# start of Materials provided
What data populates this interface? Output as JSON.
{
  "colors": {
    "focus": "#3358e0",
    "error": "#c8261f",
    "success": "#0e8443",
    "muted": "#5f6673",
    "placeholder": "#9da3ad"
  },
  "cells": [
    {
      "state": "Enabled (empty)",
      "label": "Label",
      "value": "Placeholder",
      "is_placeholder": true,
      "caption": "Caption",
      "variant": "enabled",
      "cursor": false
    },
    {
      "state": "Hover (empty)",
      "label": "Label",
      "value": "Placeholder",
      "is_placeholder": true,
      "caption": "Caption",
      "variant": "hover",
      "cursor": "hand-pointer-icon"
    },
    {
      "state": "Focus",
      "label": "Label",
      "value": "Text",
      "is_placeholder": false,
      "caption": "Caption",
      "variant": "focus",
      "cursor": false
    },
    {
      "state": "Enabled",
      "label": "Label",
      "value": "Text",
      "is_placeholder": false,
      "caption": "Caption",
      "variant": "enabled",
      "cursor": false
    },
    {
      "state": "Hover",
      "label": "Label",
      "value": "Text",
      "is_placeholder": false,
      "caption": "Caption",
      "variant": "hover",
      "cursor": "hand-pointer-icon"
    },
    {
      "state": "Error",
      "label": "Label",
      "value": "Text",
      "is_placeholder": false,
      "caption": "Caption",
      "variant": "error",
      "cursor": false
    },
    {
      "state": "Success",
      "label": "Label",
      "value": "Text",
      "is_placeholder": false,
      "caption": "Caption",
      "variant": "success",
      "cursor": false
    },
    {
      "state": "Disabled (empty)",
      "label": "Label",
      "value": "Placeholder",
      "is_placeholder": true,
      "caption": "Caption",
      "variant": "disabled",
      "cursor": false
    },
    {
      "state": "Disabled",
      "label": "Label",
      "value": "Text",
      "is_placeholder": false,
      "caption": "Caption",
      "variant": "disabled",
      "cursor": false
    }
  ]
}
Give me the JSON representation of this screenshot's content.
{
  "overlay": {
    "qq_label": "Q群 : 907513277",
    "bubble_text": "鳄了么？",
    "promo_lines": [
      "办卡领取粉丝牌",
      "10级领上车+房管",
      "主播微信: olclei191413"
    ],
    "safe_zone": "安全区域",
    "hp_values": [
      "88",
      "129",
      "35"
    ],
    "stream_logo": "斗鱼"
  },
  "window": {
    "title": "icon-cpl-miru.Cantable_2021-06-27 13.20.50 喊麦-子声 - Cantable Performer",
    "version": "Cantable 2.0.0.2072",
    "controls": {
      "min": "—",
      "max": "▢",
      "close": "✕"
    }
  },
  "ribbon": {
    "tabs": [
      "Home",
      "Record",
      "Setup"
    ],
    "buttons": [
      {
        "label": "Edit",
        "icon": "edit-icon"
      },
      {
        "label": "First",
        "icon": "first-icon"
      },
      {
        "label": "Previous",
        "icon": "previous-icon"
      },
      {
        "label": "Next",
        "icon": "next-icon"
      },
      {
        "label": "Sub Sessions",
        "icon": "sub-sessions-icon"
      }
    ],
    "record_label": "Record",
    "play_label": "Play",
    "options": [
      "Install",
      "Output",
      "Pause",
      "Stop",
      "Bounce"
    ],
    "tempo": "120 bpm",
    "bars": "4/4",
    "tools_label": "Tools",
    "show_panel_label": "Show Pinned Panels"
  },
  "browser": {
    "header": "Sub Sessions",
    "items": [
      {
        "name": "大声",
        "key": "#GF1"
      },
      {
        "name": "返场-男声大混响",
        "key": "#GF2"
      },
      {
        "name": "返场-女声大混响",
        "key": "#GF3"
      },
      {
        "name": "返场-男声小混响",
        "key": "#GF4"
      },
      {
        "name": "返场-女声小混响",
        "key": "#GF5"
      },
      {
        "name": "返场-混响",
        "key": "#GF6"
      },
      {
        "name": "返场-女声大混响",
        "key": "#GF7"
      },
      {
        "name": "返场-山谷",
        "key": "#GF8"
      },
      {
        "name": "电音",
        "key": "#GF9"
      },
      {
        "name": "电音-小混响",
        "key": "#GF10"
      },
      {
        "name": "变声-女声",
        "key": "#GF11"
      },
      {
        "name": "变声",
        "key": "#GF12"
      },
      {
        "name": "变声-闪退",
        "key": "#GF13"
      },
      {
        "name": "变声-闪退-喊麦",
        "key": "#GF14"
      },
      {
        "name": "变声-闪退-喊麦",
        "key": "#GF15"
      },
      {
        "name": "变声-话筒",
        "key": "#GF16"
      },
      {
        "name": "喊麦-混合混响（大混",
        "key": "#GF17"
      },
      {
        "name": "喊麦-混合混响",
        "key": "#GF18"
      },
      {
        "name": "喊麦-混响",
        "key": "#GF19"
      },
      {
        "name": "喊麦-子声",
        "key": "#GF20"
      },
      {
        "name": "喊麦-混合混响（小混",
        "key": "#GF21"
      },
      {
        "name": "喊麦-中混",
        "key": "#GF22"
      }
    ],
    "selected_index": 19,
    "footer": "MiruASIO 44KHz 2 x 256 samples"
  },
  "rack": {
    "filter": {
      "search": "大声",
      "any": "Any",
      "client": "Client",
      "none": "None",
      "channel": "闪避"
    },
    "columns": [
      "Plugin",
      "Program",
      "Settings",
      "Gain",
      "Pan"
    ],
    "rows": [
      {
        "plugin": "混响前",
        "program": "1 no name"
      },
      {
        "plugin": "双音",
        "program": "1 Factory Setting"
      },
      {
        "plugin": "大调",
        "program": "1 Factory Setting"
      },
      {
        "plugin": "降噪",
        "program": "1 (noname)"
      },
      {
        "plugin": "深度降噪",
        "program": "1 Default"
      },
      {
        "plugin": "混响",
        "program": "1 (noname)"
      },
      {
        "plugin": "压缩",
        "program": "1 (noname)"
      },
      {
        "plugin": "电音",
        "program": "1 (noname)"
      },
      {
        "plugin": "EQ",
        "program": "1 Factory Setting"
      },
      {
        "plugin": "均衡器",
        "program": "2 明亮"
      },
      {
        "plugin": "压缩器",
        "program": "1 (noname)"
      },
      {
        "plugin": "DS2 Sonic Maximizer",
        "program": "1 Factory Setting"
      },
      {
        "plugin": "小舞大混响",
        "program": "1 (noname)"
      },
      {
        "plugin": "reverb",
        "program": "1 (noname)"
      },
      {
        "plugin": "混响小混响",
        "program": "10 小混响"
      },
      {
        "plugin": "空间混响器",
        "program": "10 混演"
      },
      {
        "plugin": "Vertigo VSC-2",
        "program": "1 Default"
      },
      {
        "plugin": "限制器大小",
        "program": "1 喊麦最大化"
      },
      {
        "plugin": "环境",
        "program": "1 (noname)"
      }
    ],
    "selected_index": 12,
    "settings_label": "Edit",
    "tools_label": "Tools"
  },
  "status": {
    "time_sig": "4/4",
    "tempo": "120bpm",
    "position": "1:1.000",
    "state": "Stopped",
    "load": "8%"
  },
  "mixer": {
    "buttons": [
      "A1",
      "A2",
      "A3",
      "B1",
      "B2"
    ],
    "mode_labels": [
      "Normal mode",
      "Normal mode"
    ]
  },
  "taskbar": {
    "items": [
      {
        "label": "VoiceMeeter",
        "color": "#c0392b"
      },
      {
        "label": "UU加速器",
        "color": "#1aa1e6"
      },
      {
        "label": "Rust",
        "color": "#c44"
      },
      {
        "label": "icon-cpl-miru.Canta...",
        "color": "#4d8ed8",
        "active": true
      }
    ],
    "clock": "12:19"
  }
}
# end of Materials provided
Lines that hold the word "JSON" are the ones to return, every one of them.

What data populates this interface? Output as JSON.
Give me the JSON representation of this screenshot's content.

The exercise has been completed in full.